--- START OF Material shown ---
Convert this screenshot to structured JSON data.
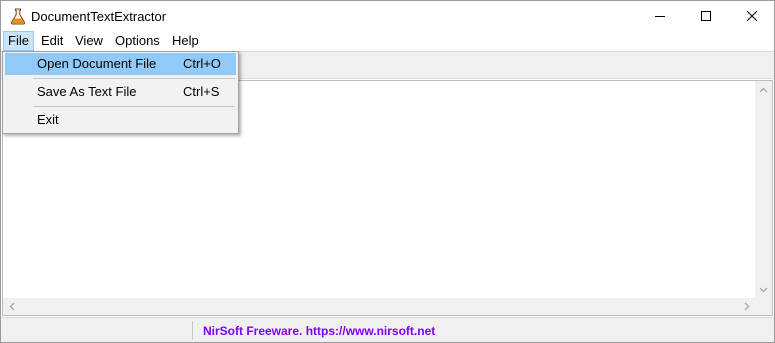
{
  "window": {
    "title": "DocumentTextExtractor",
    "icon": "flask-icon"
  },
  "menubar": {
    "file": "File",
    "edit": "Edit",
    "view": "View",
    "options": "Options",
    "help": "Help"
  },
  "file_menu": {
    "open_label": "Open Document File",
    "open_shortcut": "Ctrl+O",
    "save_label": "Save As Text File",
    "save_shortcut": "Ctrl+S",
    "exit_label": "Exit"
  },
  "statusbar": {
    "panel1": "",
    "link_text": "NirSoft Freeware. https://www.nirsoft.net"
  },
  "colors": {
    "link": "#8000ff",
    "menu_highlight": "#91c9f7",
    "menu_active": "#cce4f7"
  }
}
--- END OF Material shown ---
Task details> Retype all of the entries exactly as written, leaving out any images.

Task response>
Convert this screenshot to structured JSON data.
{
  "window": {
    "title": "DocumentTextExtractor",
    "icon": "flask-icon"
  },
  "menubar": {
    "file": "File",
    "edit": "Edit",
    "view": "View",
    "options": "Options",
    "help": "Help"
  },
  "file_menu": {
    "open_label": "Open Document File",
    "open_shortcut": "Ctrl+O",
    "save_label": "Save As Text File",
    "save_shortcut": "Ctrl+S",
    "exit_label": "Exit"
  },
  "statusbar": {
    "panel1": "",
    "link_text": "NirSoft Freeware. https://www.nirsoft.net"
  },
  "colors": {
    "link": "#8000ff",
    "menu_highlight": "#91c9f7",
    "menu_active": "#cce4f7"
  }
}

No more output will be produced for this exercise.